Stated task » Each entry below is to be written out exactly, and the pictures are to be left out.

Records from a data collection
**********
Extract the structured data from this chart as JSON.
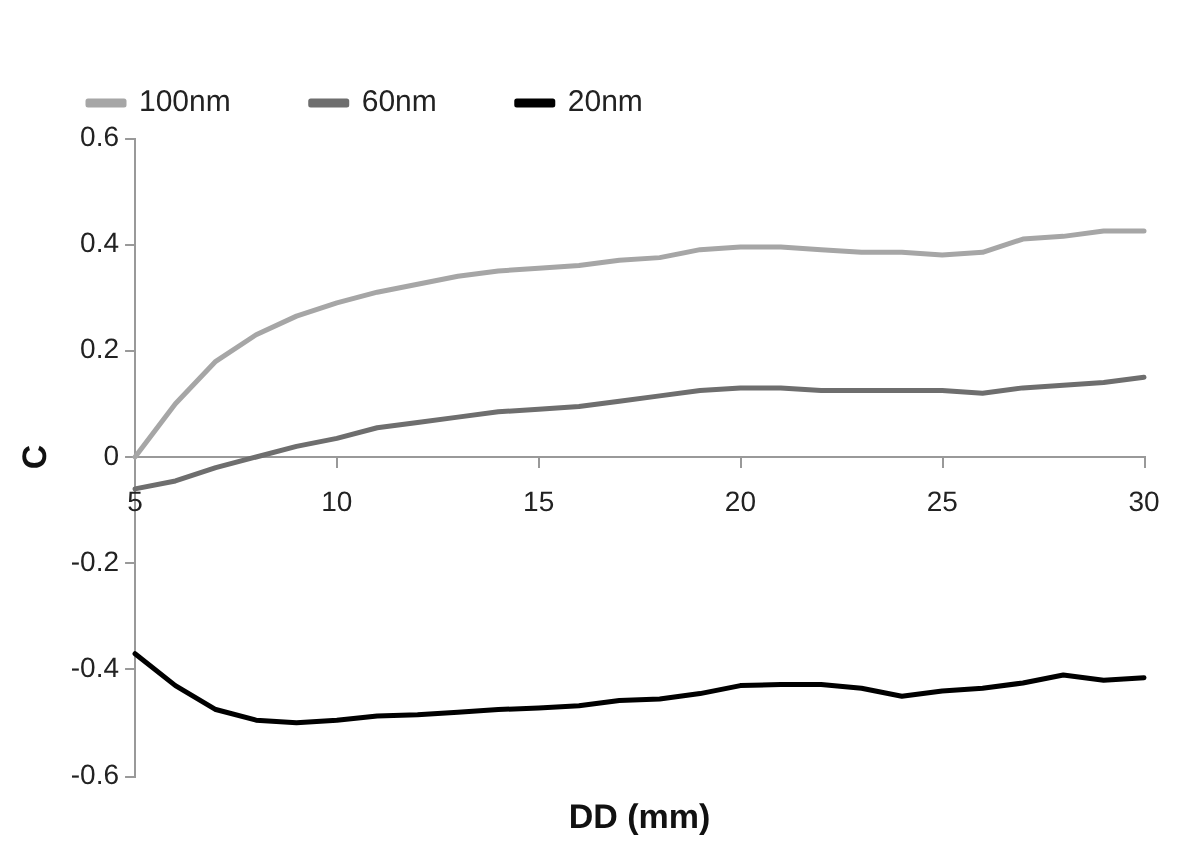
{
  "chart_data": {
    "type": "line",
    "xlabel": "DD (mm)",
    "ylabel": "C",
    "x": [
      5,
      6,
      7,
      8,
      9,
      10,
      11,
      12,
      13,
      14,
      15,
      16,
      17,
      18,
      19,
      20,
      21,
      22,
      23,
      24,
      25,
      26,
      27,
      28,
      29,
      30
    ],
    "series": [
      {
        "name": "100nm",
        "color": "#a6a6a6",
        "values": [
          0,
          0.1,
          0.18,
          0.23,
          0.265,
          0.29,
          0.31,
          0.325,
          0.34,
          0.35,
          0.355,
          0.36,
          0.37,
          0.375,
          0.39,
          0.395,
          0.395,
          0.39,
          0.385,
          0.385,
          0.38,
          0.385,
          0.41,
          0.415,
          0.425,
          0.425
        ]
      },
      {
        "name": "60nm",
        "color": "#6e6e6e",
        "values": [
          -0.06,
          -0.045,
          -0.02,
          0,
          0.02,
          0.035,
          0.055,
          0.065,
          0.075,
          0.085,
          0.09,
          0.095,
          0.105,
          0.115,
          0.125,
          0.13,
          0.13,
          0.125,
          0.125,
          0.125,
          0.125,
          0.12,
          0.13,
          0.135,
          0.14,
          0.15
        ]
      },
      {
        "name": "20nm",
        "color": "#000000",
        "values": [
          -0.37,
          -0.43,
          -0.475,
          -0.495,
          -0.5,
          -0.495,
          -0.487,
          -0.485,
          -0.48,
          -0.475,
          -0.472,
          -0.468,
          -0.458,
          -0.455,
          -0.445,
          -0.43,
          -0.428,
          -0.428,
          -0.435,
          -0.45,
          -0.44,
          -0.435,
          -0.425,
          -0.41,
          -0.42,
          -0.415
        ]
      }
    ],
    "xlim": [
      5,
      30
    ],
    "xticks": [
      5,
      10,
      15,
      20,
      25,
      30
    ],
    "ylim": [
      -0.6,
      0.6
    ],
    "yticks": [
      {
        "value": -0.6,
        "label": "-0.6"
      },
      {
        "value": -0.4,
        "label": "-0.4"
      },
      {
        "value": -0.2,
        "label": "-0.2"
      },
      0,
      {
        "value": 0.2,
        "label": "0.2"
      },
      {
        "value": 0.4,
        "label": "0.4"
      },
      {
        "value": 0.6,
        "label": "0.6"
      }
    ],
    "grid": false,
    "legend": "top left",
    "marker": "none",
    "line_style": "solid"
  }
}
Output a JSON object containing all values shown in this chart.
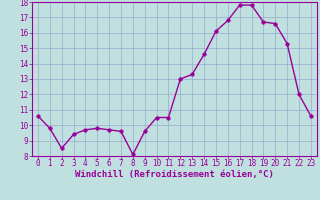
{
  "x": [
    0,
    1,
    2,
    3,
    4,
    5,
    6,
    7,
    8,
    9,
    10,
    11,
    12,
    13,
    14,
    15,
    16,
    17,
    18,
    19,
    20,
    21,
    22,
    23
  ],
  "y": [
    10.6,
    9.8,
    8.5,
    9.4,
    9.7,
    9.8,
    9.7,
    9.6,
    8.1,
    9.6,
    10.5,
    10.5,
    13.0,
    13.3,
    14.6,
    16.1,
    16.8,
    17.8,
    17.8,
    16.7,
    16.6,
    15.3,
    12.0,
    10.6
  ],
  "line_color": "#990099",
  "marker_color": "#990099",
  "bg_color": "#c0e0e0",
  "grid_color": "#99aacc",
  "xlabel": "Windchill (Refroidissement éolien,°C)",
  "ylim": [
    8,
    18
  ],
  "xlim": [
    -0.5,
    23.5
  ],
  "yticks": [
    8,
    9,
    10,
    11,
    12,
    13,
    14,
    15,
    16,
    17,
    18
  ],
  "xticks": [
    0,
    1,
    2,
    3,
    4,
    5,
    6,
    7,
    8,
    9,
    10,
    11,
    12,
    13,
    14,
    15,
    16,
    17,
    18,
    19,
    20,
    21,
    22,
    23
  ],
  "tick_fontsize": 5.5,
  "xlabel_fontsize": 6.5,
  "marker_size": 2.5,
  "line_width": 1.0
}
**********
Task result »
Extract the structured data from this chart as JSON.
{
  "chart_data": {
    "type": "line",
    "xlabel": "DD (mm)",
    "ylabel": "C",
    "x": [
      5,
      6,
      7,
      8,
      9,
      10,
      11,
      12,
      13,
      14,
      15,
      16,
      17,
      18,
      19,
      20,
      21,
      22,
      23,
      24,
      25,
      26,
      27,
      28,
      29,
      30
    ],
    "series": [
      {
        "name": "100nm",
        "color": "#a6a6a6",
        "values": [
          0,
          0.1,
          0.18,
          0.23,
          0.265,
          0.29,
          0.31,
          0.325,
          0.34,
          0.35,
          0.355,
          0.36,
          0.37,
          0.375,
          0.39,
          0.395,
          0.395,
          0.39,
          0.385,
          0.385,
          0.38,
          0.385,
          0.41,
          0.415,
          0.425,
          0.425
        ]
      },
      {
        "name": "60nm",
        "color": "#6e6e6e",
        "values": [
          -0.06,
          -0.045,
          -0.02,
          0,
          0.02,
          0.035,
          0.055,
          0.065,
          0.075,
          0.085,
          0.09,
          0.095,
          0.105,
          0.115,
          0.125,
          0.13,
          0.13,
          0.125,
          0.125,
          0.125,
          0.125,
          0.12,
          0.13,
          0.135,
          0.14,
          0.15
        ]
      },
      {
        "name": "20nm",
        "color": "#000000",
        "values": [
          -0.37,
          -0.43,
          -0.475,
          -0.495,
          -0.5,
          -0.495,
          -0.487,
          -0.485,
          -0.48,
          -0.475,
          -0.472,
          -0.468,
          -0.458,
          -0.455,
          -0.445,
          -0.43,
          -0.428,
          -0.428,
          -0.435,
          -0.45,
          -0.44,
          -0.435,
          -0.425,
          -0.41,
          -0.42,
          -0.415
        ]
      }
    ],
    "xlim": [
      5,
      30
    ],
    "xticks": [
      5,
      10,
      15,
      20,
      25,
      30
    ],
    "ylim": [
      -0.6,
      0.6
    ],
    "yticks": [
      {
        "value": -0.6,
        "label": "-0.6"
      },
      {
        "value": -0.4,
        "label": "-0.4"
      },
      {
        "value": -0.2,
        "label": "-0.2"
      },
      0,
      {
        "value": 0.2,
        "label": "0.2"
      },
      {
        "value": 0.4,
        "label": "0.4"
      },
      {
        "value": 0.6,
        "label": "0.6"
      }
    ],
    "grid": false,
    "legend": "top left",
    "marker": "none",
    "line_style": "solid"
  }
}
Output a JSON object containing all values shown in this chart.
{
  "x": [
    0,
    1,
    2,
    3,
    4,
    5,
    6,
    7,
    8,
    9,
    10,
    11,
    12,
    13,
    14,
    15,
    16,
    17,
    18,
    19,
    20,
    21,
    22,
    23
  ],
  "y": [
    10.6,
    9.8,
    8.5,
    9.4,
    9.7,
    9.8,
    9.7,
    9.6,
    8.1,
    9.6,
    10.5,
    10.5,
    13.0,
    13.3,
    14.6,
    16.1,
    16.8,
    17.8,
    17.8,
    16.7,
    16.6,
    15.3,
    12.0,
    10.6
  ],
  "line_color": "#990099",
  "marker_color": "#990099",
  "bg_color": "#c0e0e0",
  "grid_color": "#99aacc",
  "xlabel": "Windchill (Refroidissement éolien,°C)",
  "ylim": [
    8,
    18
  ],
  "xlim": [
    -0.5,
    23.5
  ],
  "yticks": [
    8,
    9,
    10,
    11,
    12,
    13,
    14,
    15,
    16,
    17,
    18
  ],
  "xticks": [
    0,
    1,
    2,
    3,
    4,
    5,
    6,
    7,
    8,
    9,
    10,
    11,
    12,
    13,
    14,
    15,
    16,
    17,
    18,
    19,
    20,
    21,
    22,
    23
  ],
  "tick_fontsize": 5.5,
  "xlabel_fontsize": 6.5,
  "marker_size": 2.5,
  "line_width": 1.0
}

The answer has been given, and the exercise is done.